Trecho fornecido:
Quanto custa um Congresso?

 

Quanto custa um Congresso?

Quanto custa um Congresso?

 

Por Carmen Tiburcio

As recentes manifestações ao longo do país conduziram a uma reflexão bastante oportuna quanto ao papel do Congresso em diversos temas de interesse nacional. Como se sabe, os últimos anos foram marcados por certo protagonismo do Judiciário, notadamente do Supremo Tribunal Federal (STF), cujas decisões frequentemente atendem a anseios sociais de maneira mais efetiva do que o Congresso: é o caso das decisões envolvendo uniões homoafetivas e pesquisas com células tronco. O fenômeno não é exclusividade do Brasil, mas, aqui, gerou algumas consequências peculiares, como a proposta de emenda constitucional que prevê a possibilidade de revisão de decisões do Supremo pelo Congresso.

Nesse cenário, diversas ponderações sobre o papel desempenhado pelo Congresso têm sido apresentadas. Pretende-se medir a eficiência dos parlamentares a partir do grau de corrupção e de desvio de dinheiro público, do custo de cada representante eleito ou mesmo do Senado e Câmara dos Deputados como um todo. Todos esses pontos são legítimos e certamente o caminho para o Congresso que desejamos ainda é longo. É possível, porém, conduzir o debate a partir de outra perspectiva. Devemos nos perguntar em que medida as leis editadas contribuíram para o avanço do país.

Em diversas matérias, como no campo tributário, as mudanças legislativas dependem de reformas mais amplas e, por criarem despesas ou extinguirem receitas do Estado, encontram limites em circunstâncias externas. Em outras matérias, porém, não há nenhum gasto relevante envolvido na edição de novas leis e a sua ausência causa vultosos prejuízos.

Essa é uma boa chance para o Legislativo retomar seu papel de protagonismo de maneira positiva e justificar seus gastos

O caso específico referente ao comércio internacional é representativo dessa última categoria. Leis que confiram segurança jurídica aos negócios realizados entre empresas brasileiras e seus parceiros estrangeiros não geram nenhum gasto significativo para o Estado e, apesar disso, podem ser decisivas para a conclusão de um negócio. Como prever e gerenciar riscos são partes importantes da atividade empresarial, uma lei que permita que as partes de um contrato internacional prevejam os riscos de seu negócio reduz significativamente o custo da transação (o famoso custo Brasil).

Tarefa a realizar: Segundo o texto sobre o custo do Congresso, que possibilidade é prevista pela proposta de emenda constitucional citada como consequência peculiar no Brasil?

Material:

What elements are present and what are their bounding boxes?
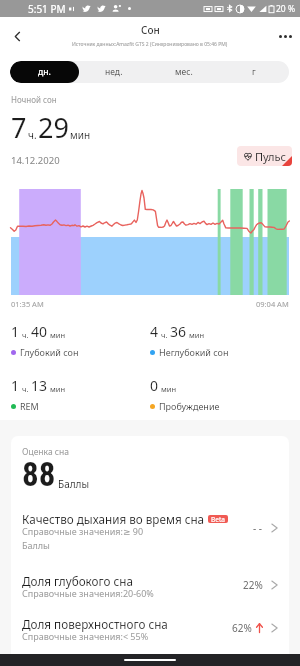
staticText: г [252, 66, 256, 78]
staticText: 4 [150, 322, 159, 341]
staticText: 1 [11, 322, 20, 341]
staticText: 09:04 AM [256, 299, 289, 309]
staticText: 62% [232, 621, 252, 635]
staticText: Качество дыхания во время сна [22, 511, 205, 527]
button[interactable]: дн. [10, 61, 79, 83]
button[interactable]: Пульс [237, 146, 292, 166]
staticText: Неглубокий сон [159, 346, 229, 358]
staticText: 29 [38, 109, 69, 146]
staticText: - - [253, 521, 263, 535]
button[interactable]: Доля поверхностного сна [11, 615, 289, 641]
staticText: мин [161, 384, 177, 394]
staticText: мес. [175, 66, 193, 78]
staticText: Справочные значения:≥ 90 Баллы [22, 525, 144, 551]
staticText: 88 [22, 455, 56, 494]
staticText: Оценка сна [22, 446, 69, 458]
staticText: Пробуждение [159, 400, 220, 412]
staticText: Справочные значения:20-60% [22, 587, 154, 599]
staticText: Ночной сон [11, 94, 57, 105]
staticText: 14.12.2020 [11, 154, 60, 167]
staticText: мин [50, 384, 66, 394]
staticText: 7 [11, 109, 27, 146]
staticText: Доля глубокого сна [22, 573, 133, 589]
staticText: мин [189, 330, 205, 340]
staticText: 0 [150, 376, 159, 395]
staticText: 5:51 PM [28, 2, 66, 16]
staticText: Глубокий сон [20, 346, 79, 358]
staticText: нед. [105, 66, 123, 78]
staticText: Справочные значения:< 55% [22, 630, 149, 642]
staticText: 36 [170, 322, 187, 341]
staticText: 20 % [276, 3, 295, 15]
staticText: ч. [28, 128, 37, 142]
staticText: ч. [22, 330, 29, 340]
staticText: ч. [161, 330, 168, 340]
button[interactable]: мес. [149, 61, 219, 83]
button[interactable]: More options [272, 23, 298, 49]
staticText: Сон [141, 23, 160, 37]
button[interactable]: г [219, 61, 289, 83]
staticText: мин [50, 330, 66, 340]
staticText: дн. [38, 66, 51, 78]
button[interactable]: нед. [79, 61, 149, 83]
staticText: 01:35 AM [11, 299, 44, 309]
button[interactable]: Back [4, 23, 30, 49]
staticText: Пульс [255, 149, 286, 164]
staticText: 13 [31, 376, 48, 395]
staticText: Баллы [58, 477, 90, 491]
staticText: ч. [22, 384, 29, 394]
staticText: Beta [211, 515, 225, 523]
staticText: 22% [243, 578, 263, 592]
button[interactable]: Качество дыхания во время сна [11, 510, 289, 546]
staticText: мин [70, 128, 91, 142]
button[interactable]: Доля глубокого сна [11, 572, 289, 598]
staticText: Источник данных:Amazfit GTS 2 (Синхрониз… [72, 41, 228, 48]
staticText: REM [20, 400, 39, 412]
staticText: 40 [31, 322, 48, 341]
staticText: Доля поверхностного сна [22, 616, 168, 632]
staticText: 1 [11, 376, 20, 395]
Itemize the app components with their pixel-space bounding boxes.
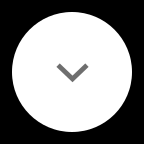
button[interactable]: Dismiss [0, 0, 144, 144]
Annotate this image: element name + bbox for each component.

Resposta: A possibilidade de revisão de decisões do Supremo pelo Congresso.